▶ _Task to complete_:
The entries below need to be written out exactly, with no pictures included.

▶ _Excerpted data_:

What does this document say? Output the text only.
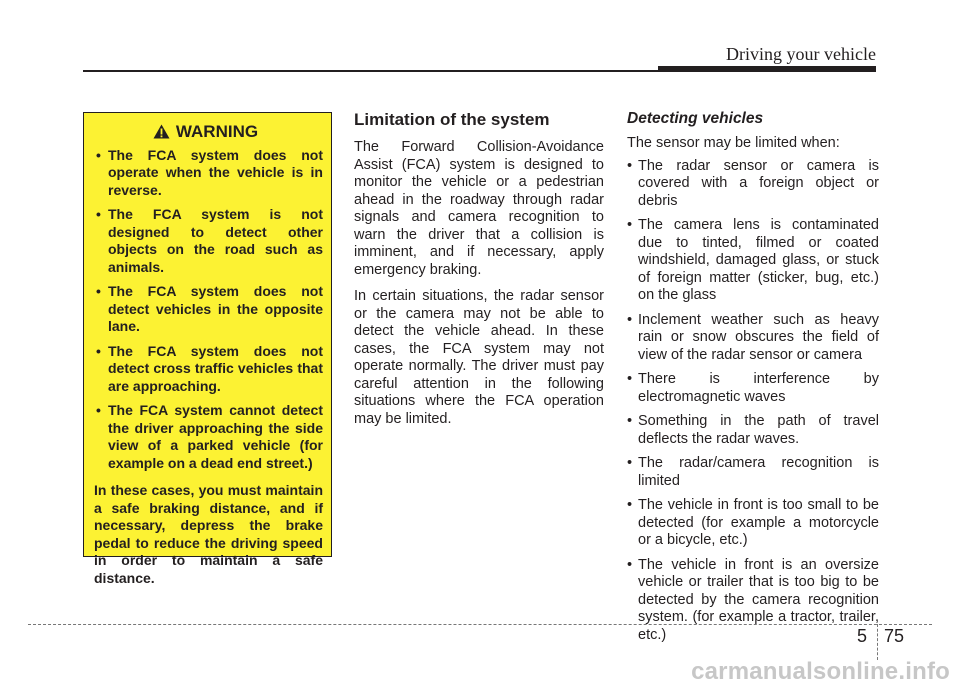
Driving your vehicle
WARNING
• The FCA system does not operate when the vehicle is in reverse.
• The FCA system is not designed to detect other objects on the road such as animals.
• The FCA system does not detect vehicles in the opposite lane.
• The FCA system does not detect cross traffic vehicles that are approaching.
• The FCA system cannot detect the driver approaching the side view of a parked vehicle (for example on a dead end street.)
In these cases, you must maintain a safe braking distance, and if necessary, depress the brake pedal to reduce the driving speed in order to maintain a safe distance.
Limitation of the system

The Forward Collision-Avoidance Assist (FCA) system is designed to monitor the vehicle or a pedestrian ahead in the roadway through radar signals and camera recognition to warn the driver that a collision is imminent, and if necessary, apply emergency braking.

In certain situations, the radar sensor or the camera may not be able to detect the vehicle ahead. In these cases, the FCA system may not operate normally. The driver must pay careful attention in the following situations where the FCA operation may be limited.

Detecting vehicles

The sensor may be limited when:

• The radar sensor or camera is covered with a foreign object or debris
• The camera lens is contaminated due to tinted, filmed or coated windshield, damaged glass, or stuck of foreign matter (sticker, bug, etc.) on the glass
• Inclement weather such as heavy rain or snow obscures the field of view of the radar sensor or camera
• There is interference by electromagnetic waves
• Something in the path of travel deflects the radar waves.
• The radar/camera recognition is limited
• The vehicle in front is too small to be detected (for example a motorcycle or a bicycle, etc.)
• The vehicle in front is an oversize vehicle or trailer that is too big to be detected by the camera recognition system. (for example a tractor, trailer, etc.)	5 75
carmanualsonline.info
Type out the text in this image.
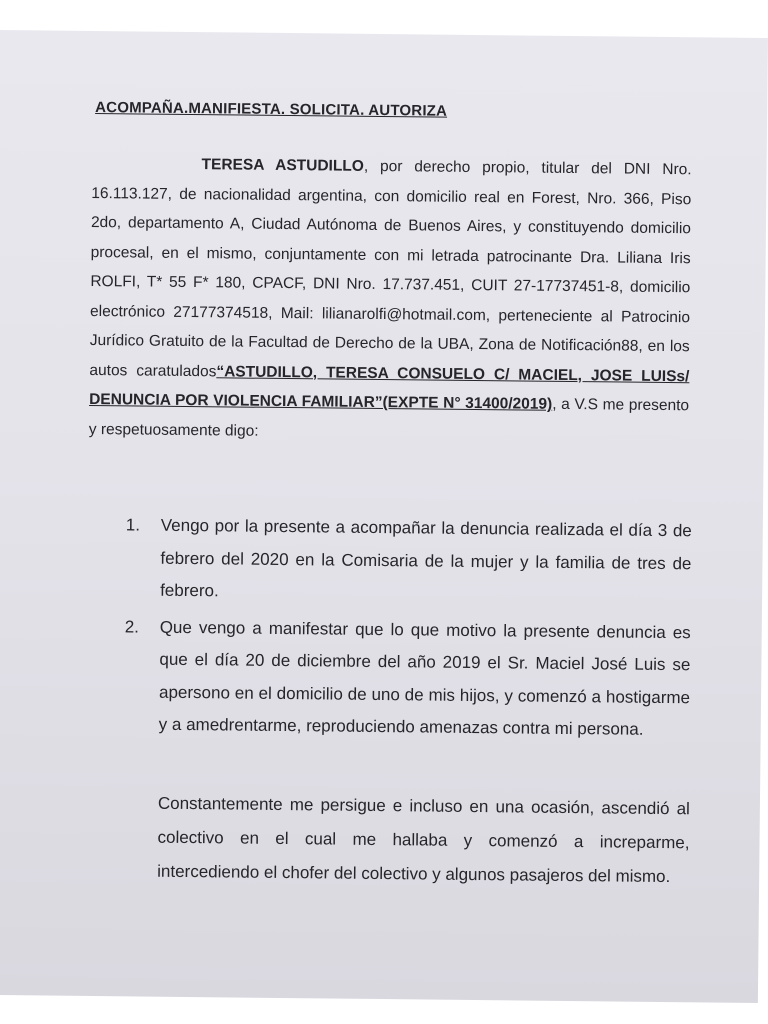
ACOMPAÑA.MANIFIESTA. SOLICITA. AUTORIZA
TERESA ASTUDILLO, por derecho propio, titular del DNI Nro. 16.113.127, de nacionalidad argentina, con domicilio real en Forest, Nro. 366, Piso 2do, departamento A, Ciudad Autónoma de Buenos Aires, y constituyendo domicilio procesal, en el mismo, conjuntamente con mi letrada patrocinante Dra. Liliana Iris ROLFI, T* 55 F* 180, CPACF, DNI Nro. 17.737.451, CUIT 27-17737451-8, domicilio electrónico 27177374518, Mail: lilianarolfi@hotmail.com, perteneciente al Patrocinio Jurídico Gratuito de la Facultad de Derecho de la UBA, Zona de Notificación88, en los autos caratulados“ASTUDILLO, TERESA CONSUELO C/ MACIEL, JOSE LUISs/ DENUNCIA POR VIOLENCIA FAMILIAR”(EXPTE N° 31400/2019), a V.S me presento y respetuosamente digo:
1. Vengo por la presente a acompañar la denuncia realizada el día 3 de febrero del 2020 en la Comisaria de la mujer y la familia de tres de febrero.
2. Que vengo a manifestar que lo que motivo la presente denuncia es que el día 20 de diciembre del año 2019 el Sr. Maciel José Luis se apersono en el domicilio de uno de mis hijos, y comenzó a hostigarme y a amedrentarme, reproduciendo amenazas contra mi persona.
Constantemente me persigue e incluso en una ocasión, ascendió al colectivo en el cual me hallaba y comenzó a increparme, intercediendo el chofer del colectivo y algunos pasajeros del mismo.
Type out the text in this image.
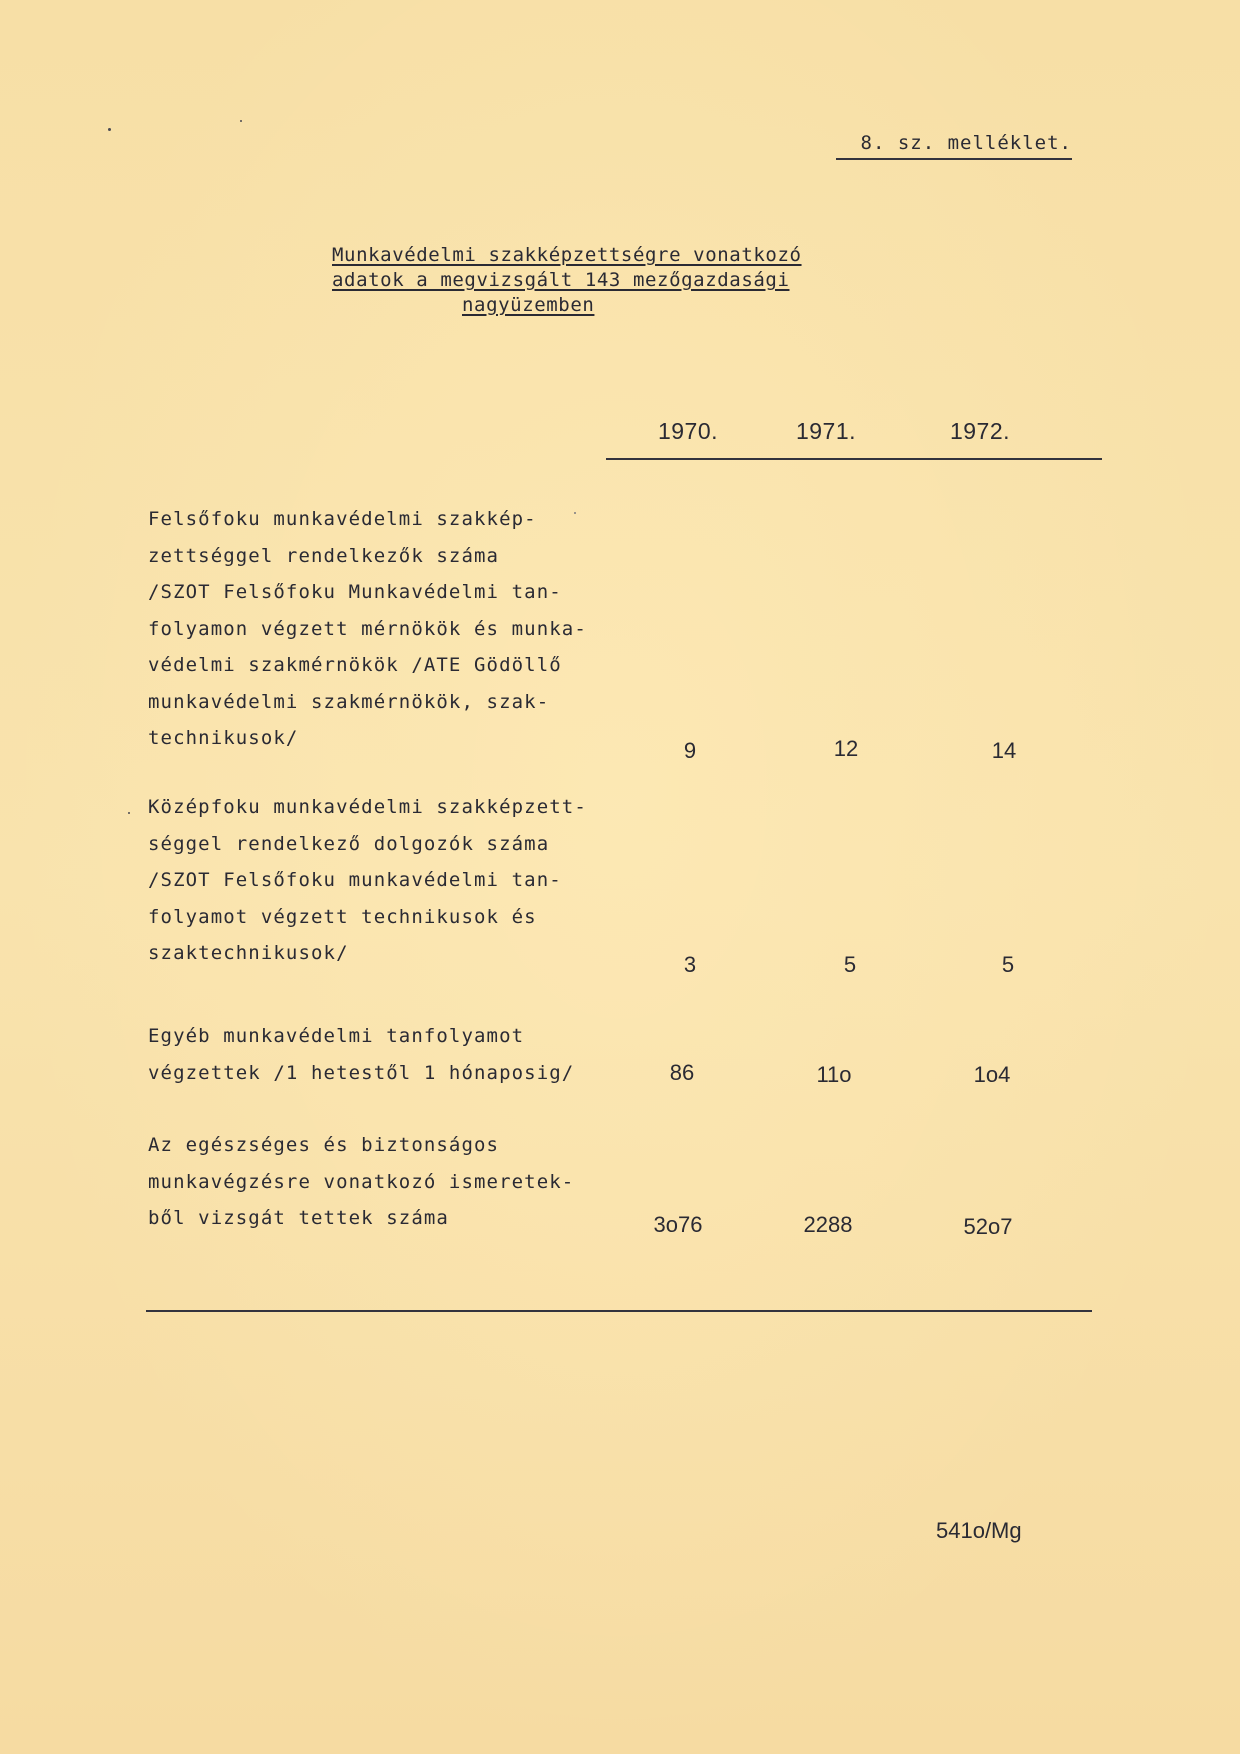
8. sz. melléklet.
Munkavédelmi szakképzettségre vonatkozó
adatok a megvizsgált 143 mezőgazdasági
nagyüzemben
1970.	1971.	1972.
Felsőfoku munkavédelmi szakkép-
zettséggel rendelkezők száma
/SZOT Felsőfoku Munkavédelmi tan-
folyamon végzett mérnökök és munka-
védelmi szakmérnökök /ATE Gödöllő
munkavédelmi szakmérnökök, szak-
technikusok/	9	12	14
Középfoku munkavédelmi szakképzett-
séggel rendelkező dolgozók száma
/SZOT Felsőfoku munkavédelmi tan-
folyamot végzett technikusok és
szaktechnikusok/	3	5	5
Egyéb munkavédelmi tanfolyamot
végzettek /1 hetestől 1 hónaposig/	86	11o	1o4
Az egészséges és biztonságos
munkavégzésre vonatkozó ismeretek-
ből vizsgát tettek száma	3o76	2288	52o7
541o/Mg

▶ _Response_:
What does this document say? Output the text only.
Driving your vehicle
WARNING
• The FCA system does not operate when the vehicle is in reverse.
• The FCA system is not designed to detect other objects on the road such as animals.
• The FCA system does not detect vehicles in the opposite lane.
• The FCA system does not detect cross traffic vehicles that are approaching.
• The FCA system cannot detect the driver approaching the side view of a parked vehicle (for example on a dead end street.)
In these cases, you must maintain a safe braking distance, and if necessary, depress the brake pedal to reduce the driving speed in order to maintain a safe distance.
Limitation of the system

The Forward Collision-Avoidance Assist (FCA) system is designed to monitor the vehicle or a pedestrian ahead in the roadway through radar signals and camera recognition to warn the driver that a collision is imminent, and if necessary, apply emergency braking.

In certain situations, the radar sensor or the camera may not be able to detect the vehicle ahead. In these cases, the FCA system may not operate normally. The driver must pay careful attention in the following situations where the FCA operation may be limited.

Detecting vehicles

The sensor may be limited when:

• The radar sensor or camera is covered with a foreign object or debris
• The camera lens is contaminated due to tinted, filmed or coated windshield, damaged glass, or stuck of foreign matter (sticker, bug, etc.) on the glass
• Inclement weather such as heavy rain or snow obscures the field of view of the radar sensor or camera
• There is interference by electromagnetic waves
• Something in the path of travel deflects the radar waves.
• The radar/camera recognition is limited
• The vehicle in front is too small to be detected (for example a motorcycle or a bicycle, etc.)
• The vehicle in front is an oversize vehicle or trailer that is too big to be detected by the camera recognition system. (for example a tractor, trailer, etc.)	5 75
carmanualsonline.info
Type out the text in this image.
ACOMPAÑA.MANIFIESTA. SOLICITA. AUTORIZA
TERESA ASTUDILLO, por derecho propio, titular del DNI Nro. 16.113.127, de nacionalidad argentina, con domicilio real en Forest, Nro. 366, Piso 2do, departamento A, Ciudad Autónoma de Buenos Aires, y constituyendo domicilio procesal, en el mismo, conjuntamente con mi letrada patrocinante Dra. Liliana Iris ROLFI, T* 55 F* 180, CPACF, DNI Nro. 17.737.451, CUIT 27-17737451-8, domicilio electrónico 27177374518, Mail: lilianarolfi@hotmail.com, perteneciente al Patrocinio Jurídico Gratuito de la Facultad de Derecho de la UBA, Zona de Notificación88, en los autos caratulados“ASTUDILLO, TERESA CONSUELO C/ MACIEL, JOSE LUISs/ DENUNCIA POR VIOLENCIA FAMILIAR”(EXPTE N° 31400/2019), a V.S me presento y respetuosamente digo:
1. Vengo por la presente a acompañar la denuncia realizada el día 3 de febrero del 2020 en la Comisaria de la mujer y la familia de tres de febrero.
2. Que vengo a manifestar que lo que motivo la presente denuncia es que el día 20 de diciembre del año 2019 el Sr. Maciel José Luis se apersono en el domicilio de uno de mis hijos, y comenzó a hostigarme y a amedrentarme, reproduciendo amenazas contra mi persona.
Constantemente me persigue e incluso en una ocasión, ascendió al colectivo en el cual me hallaba y comenzó a increparme, intercediendo el chofer del colectivo y algunos pasajeros del mismo.
Type out the text in this image.
8. sz. melléklet.
Munkavédelmi szakképzettségre vonatkozó
adatok a megvizsgált 143 mezőgazdasági
nagyüzemben
1970.	1971.	1972.
Felsőfoku munkavédelmi szakkép-
zettséggel rendelkezők száma
/SZOT Felsőfoku Munkavédelmi tan-
folyamon végzett mérnökök és munka-
védelmi szakmérnökök /ATE Gödöllő
munkavédelmi szakmérnökök, szak-
technikusok/	9	12	14
Középfoku munkavédelmi szakképzett-
séggel rendelkező dolgozók száma
/SZOT Felsőfoku munkavédelmi tan-
folyamot végzett technikusok és
szaktechnikusok/	3	5	5
Egyéb munkavédelmi tanfolyamot
végzettek /1 hetestől 1 hónaposig/	86	11o	1o4
Az egészséges és biztonságos
munkavégzésre vonatkozó ismeretek-
ből vizsgát tettek száma	3o76	2288	52o7
541o/Mg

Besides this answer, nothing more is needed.